▸ Available records
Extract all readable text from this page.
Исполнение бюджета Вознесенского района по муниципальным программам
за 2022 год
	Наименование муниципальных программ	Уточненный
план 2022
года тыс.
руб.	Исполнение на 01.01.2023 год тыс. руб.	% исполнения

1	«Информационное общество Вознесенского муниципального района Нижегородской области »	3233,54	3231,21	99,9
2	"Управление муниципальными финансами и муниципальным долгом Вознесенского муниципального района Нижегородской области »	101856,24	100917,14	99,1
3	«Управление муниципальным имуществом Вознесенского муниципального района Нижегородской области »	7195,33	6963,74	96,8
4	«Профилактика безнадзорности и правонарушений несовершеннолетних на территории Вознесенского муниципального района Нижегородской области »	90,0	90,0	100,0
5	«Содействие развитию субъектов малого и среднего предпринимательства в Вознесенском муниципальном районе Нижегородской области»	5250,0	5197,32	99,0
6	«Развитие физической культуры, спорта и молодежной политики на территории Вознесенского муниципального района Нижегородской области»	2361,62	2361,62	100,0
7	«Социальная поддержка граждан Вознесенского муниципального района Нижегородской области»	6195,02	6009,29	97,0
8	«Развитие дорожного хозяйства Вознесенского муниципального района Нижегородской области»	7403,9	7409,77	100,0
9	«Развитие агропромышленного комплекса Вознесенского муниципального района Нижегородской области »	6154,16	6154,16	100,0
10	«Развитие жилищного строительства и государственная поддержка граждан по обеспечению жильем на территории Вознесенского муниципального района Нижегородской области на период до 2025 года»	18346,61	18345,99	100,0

▸ Exercise objective
Your task is to gather all lines from the entries above that hold the word "года".

▸ Solved problem
года тыс.
10	«Развитие жилищного строительства и государственная поддержка граждан по обеспечению жильем на территории Вознесенского муниципального района Нижегородской области на период до 2025 года»	18346,61	18345,99	100,0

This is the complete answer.